**Requisitos da tarefa:** Reescreva apenas as linhas desde o início até a linha com "legend-label: 15° (353, 74, 374, 88)", inclusive, trocando "point" por "marker" e mantendo todo o resto inalterado.

**Material do exercício:**
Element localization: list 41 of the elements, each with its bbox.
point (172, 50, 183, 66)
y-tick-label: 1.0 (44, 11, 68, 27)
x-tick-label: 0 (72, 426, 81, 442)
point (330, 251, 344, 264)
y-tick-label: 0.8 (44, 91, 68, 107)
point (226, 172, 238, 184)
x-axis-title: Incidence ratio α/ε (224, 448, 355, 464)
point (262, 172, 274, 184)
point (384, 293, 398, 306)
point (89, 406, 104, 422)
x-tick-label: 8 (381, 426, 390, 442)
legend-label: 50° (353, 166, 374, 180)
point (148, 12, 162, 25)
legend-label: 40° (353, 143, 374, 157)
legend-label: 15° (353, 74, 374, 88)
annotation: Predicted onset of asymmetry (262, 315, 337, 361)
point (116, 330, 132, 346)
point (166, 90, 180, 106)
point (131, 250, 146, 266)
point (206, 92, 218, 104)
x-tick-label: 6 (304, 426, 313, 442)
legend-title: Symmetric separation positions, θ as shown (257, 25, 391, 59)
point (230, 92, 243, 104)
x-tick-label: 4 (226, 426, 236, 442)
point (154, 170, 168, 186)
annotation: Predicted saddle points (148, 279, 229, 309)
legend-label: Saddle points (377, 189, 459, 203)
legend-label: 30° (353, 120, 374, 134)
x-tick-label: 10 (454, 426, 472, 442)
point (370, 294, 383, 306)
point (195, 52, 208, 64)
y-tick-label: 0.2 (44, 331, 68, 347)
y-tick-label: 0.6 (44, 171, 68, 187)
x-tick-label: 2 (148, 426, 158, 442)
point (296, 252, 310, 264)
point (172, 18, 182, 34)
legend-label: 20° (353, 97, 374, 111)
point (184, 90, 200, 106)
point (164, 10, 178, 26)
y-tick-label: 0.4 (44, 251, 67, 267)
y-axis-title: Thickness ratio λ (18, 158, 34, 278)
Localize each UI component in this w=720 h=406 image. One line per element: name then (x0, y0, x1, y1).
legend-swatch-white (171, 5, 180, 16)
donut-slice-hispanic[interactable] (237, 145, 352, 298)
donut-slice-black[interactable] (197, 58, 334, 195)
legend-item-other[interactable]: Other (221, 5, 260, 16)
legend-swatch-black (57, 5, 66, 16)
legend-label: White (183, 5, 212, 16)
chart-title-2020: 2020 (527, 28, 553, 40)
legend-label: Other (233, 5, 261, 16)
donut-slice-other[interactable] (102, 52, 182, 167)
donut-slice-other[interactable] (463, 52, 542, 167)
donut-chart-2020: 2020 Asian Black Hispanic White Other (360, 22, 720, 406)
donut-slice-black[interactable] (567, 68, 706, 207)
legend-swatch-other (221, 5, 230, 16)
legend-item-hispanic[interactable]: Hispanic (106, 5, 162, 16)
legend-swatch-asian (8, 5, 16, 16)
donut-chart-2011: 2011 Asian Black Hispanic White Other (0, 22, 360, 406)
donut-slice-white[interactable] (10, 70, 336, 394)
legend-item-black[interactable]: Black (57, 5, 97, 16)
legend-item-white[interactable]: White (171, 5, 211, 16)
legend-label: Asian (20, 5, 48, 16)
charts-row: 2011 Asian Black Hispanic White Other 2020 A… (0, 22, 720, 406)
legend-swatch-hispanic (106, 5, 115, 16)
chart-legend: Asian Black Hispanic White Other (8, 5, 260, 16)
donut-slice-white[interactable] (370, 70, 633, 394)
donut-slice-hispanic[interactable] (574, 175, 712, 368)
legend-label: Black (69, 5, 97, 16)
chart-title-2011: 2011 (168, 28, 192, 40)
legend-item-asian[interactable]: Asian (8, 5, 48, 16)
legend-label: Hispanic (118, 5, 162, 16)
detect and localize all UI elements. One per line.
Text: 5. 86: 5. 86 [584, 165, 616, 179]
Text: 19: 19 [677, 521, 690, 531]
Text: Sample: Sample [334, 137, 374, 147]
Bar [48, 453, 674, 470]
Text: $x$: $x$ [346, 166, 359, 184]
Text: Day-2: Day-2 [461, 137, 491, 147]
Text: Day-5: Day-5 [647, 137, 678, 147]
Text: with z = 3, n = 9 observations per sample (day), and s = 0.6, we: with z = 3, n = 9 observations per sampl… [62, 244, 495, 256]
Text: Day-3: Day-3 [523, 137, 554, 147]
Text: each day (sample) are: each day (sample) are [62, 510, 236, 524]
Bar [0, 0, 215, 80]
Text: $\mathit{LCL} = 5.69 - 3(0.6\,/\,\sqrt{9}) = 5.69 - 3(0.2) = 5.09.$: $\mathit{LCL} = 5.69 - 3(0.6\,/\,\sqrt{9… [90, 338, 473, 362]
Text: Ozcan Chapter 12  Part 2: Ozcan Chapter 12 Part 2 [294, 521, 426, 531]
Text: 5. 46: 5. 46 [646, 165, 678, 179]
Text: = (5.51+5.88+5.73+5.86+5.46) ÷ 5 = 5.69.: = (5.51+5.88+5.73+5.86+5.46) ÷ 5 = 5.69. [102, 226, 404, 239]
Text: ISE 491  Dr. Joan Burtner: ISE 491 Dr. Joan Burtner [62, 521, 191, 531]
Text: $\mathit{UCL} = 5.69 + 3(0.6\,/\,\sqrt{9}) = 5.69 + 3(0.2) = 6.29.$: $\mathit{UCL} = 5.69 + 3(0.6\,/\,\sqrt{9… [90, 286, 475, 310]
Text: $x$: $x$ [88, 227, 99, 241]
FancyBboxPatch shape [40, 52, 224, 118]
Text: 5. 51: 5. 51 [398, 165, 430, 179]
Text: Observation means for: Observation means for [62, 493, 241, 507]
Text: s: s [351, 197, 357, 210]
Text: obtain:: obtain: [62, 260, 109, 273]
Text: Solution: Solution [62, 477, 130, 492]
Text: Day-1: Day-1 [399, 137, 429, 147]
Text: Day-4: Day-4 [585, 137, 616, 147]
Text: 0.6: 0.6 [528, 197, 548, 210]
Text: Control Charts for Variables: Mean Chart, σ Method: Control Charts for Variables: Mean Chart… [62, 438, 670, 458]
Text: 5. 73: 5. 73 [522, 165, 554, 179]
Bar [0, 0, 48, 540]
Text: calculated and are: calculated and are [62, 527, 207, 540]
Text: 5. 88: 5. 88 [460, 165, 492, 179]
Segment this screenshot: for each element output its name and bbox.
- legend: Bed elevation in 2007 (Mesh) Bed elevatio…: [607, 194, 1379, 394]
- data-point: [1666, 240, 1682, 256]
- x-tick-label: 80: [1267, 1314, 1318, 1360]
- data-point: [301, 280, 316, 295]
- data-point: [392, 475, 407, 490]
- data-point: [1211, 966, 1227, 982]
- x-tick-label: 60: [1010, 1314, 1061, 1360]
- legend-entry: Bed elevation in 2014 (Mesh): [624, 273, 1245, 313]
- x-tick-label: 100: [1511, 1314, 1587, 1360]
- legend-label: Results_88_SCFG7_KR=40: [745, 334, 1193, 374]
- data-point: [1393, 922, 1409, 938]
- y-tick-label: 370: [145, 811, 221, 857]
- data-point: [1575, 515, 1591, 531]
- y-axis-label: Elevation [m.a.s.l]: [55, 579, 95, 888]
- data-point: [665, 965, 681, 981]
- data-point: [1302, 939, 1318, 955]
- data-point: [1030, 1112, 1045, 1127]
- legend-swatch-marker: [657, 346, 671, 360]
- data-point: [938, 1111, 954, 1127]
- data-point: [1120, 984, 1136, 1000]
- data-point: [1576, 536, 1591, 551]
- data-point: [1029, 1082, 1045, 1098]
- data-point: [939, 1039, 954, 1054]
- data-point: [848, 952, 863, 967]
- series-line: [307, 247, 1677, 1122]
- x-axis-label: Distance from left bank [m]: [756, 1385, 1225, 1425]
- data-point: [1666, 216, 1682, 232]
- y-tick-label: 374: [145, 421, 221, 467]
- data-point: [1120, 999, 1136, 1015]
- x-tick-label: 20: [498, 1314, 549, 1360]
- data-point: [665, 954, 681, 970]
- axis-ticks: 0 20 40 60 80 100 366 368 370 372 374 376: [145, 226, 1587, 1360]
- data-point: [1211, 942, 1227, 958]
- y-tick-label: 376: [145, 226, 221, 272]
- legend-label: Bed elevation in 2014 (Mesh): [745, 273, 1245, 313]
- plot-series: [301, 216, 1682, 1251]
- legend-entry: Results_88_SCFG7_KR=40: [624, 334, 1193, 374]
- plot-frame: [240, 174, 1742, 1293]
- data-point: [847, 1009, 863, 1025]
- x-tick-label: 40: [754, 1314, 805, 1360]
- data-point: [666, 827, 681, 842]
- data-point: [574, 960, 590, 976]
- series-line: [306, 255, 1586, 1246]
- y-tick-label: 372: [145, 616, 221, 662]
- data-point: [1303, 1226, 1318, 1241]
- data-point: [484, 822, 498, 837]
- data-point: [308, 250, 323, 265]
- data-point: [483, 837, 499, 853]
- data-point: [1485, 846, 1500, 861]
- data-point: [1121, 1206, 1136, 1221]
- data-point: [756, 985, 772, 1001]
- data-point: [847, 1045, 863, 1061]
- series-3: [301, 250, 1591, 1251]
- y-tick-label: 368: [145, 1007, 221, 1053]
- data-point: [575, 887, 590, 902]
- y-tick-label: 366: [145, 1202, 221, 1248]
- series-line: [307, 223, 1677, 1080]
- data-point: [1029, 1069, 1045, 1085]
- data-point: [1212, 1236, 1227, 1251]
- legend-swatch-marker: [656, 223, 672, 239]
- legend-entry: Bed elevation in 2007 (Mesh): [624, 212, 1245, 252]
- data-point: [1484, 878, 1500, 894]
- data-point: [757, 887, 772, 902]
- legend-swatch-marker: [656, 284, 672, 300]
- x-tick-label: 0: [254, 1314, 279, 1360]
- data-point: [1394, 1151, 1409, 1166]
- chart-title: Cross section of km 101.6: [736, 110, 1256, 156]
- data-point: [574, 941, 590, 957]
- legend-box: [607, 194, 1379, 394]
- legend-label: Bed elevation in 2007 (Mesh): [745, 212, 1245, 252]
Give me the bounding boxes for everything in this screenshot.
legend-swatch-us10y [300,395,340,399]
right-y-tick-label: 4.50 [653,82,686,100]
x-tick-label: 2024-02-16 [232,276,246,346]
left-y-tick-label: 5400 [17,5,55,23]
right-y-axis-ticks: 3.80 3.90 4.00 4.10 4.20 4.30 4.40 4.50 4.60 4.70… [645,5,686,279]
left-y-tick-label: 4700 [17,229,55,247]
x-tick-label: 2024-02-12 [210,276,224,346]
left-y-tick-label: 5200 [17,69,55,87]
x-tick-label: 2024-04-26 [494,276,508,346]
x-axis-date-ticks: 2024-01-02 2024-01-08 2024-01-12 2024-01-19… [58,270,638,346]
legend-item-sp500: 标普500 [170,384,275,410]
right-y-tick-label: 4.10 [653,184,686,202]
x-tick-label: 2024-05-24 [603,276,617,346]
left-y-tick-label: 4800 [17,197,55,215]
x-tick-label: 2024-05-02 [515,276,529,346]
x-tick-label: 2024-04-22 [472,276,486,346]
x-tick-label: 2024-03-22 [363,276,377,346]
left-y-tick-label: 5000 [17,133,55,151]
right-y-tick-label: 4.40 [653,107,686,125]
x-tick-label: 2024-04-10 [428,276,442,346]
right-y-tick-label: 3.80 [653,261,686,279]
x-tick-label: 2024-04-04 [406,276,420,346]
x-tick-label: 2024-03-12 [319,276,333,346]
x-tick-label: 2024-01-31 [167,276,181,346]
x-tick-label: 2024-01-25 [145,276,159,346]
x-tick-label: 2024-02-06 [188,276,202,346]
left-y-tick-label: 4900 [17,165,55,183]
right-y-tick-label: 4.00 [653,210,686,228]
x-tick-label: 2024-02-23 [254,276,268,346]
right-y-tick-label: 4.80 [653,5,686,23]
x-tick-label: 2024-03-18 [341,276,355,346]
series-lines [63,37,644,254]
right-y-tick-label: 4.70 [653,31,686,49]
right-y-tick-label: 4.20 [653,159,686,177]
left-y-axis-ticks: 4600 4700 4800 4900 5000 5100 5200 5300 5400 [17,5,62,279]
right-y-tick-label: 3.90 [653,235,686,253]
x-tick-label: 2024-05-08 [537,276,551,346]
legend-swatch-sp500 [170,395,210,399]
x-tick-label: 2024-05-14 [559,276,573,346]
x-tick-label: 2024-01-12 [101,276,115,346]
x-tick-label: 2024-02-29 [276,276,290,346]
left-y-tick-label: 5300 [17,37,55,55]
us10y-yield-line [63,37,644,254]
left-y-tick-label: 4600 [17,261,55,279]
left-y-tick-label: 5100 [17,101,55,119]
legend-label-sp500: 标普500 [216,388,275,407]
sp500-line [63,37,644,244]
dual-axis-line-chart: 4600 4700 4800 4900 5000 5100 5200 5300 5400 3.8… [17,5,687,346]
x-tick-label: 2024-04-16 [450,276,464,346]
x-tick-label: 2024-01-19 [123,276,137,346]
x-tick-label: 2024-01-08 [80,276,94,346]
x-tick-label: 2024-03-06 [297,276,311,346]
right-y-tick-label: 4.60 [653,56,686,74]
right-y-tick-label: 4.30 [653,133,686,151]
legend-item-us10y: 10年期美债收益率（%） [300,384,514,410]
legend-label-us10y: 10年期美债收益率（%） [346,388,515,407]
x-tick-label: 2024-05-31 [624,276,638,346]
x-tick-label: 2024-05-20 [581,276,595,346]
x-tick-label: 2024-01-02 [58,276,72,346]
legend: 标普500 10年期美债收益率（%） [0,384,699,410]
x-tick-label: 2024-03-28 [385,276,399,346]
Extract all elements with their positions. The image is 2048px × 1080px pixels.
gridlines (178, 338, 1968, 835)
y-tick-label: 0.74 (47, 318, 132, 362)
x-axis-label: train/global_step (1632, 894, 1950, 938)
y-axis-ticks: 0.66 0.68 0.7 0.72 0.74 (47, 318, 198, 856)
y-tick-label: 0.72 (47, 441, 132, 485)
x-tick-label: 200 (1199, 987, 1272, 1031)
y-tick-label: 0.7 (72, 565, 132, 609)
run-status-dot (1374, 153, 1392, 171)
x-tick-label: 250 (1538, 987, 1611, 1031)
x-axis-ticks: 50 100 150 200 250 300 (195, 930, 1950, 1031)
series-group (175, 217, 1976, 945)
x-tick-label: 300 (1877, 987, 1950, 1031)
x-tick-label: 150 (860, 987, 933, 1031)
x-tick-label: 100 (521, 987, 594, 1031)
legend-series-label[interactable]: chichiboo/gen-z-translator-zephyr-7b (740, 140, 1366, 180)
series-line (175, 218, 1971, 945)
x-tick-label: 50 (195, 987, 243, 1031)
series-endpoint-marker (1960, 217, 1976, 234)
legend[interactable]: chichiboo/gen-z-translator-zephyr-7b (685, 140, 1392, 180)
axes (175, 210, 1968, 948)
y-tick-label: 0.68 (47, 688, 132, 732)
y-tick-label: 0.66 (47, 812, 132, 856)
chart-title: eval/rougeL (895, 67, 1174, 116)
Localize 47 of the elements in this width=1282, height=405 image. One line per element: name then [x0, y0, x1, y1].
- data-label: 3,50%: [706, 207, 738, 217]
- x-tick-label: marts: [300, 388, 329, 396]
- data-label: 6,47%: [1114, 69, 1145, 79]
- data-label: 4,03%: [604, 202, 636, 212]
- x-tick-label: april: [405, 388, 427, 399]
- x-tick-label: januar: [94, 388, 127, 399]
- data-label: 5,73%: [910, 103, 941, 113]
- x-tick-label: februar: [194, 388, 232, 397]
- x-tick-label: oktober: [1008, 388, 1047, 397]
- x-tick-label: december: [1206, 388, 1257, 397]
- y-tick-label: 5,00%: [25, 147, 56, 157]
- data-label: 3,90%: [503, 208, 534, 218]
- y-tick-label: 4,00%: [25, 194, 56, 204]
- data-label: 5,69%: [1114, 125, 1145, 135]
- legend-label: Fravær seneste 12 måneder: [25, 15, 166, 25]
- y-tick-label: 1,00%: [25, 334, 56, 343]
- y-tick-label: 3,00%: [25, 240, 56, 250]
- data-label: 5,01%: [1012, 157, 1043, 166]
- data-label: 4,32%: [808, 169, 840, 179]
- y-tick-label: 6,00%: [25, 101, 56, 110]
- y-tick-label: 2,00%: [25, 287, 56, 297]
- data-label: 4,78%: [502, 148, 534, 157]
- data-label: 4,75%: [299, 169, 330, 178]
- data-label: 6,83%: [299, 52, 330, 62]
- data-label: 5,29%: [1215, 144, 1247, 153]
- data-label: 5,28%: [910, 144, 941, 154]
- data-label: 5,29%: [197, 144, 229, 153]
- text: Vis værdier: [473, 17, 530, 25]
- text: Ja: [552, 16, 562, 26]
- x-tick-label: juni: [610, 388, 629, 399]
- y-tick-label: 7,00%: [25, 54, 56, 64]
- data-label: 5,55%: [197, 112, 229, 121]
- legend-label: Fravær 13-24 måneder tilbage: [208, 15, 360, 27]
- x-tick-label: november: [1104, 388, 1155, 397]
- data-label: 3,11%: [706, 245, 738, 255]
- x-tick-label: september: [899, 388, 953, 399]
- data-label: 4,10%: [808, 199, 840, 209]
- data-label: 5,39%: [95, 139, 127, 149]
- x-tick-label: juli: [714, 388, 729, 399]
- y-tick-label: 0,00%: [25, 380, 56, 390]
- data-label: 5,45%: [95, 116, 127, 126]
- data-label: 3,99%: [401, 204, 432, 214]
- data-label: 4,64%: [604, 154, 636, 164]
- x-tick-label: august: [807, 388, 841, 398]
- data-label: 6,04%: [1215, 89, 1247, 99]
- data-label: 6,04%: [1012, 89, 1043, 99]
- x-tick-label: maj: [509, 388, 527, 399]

**Resposta correta:**
Element localization: list 41 of the elements, each with its bbox.
marker (172, 50, 183, 66)
y-tick-label: 1.0 (44, 11, 68, 27)
x-tick-label: 0 (72, 426, 81, 442)
marker (330, 251, 344, 264)
y-tick-label: 0.8 (44, 91, 68, 107)
marker (226, 172, 238, 184)
x-axis-title: Incidence ratio α/ε (224, 448, 355, 464)
marker (262, 172, 274, 184)
marker (384, 293, 398, 306)
marker (89, 406, 104, 422)
x-tick-label: 8 (381, 426, 390, 442)
legend-label: 50° (353, 166, 374, 180)
marker (148, 12, 162, 25)
legend-label: 40° (353, 143, 374, 157)
legend-label: 15° (353, 74, 374, 88)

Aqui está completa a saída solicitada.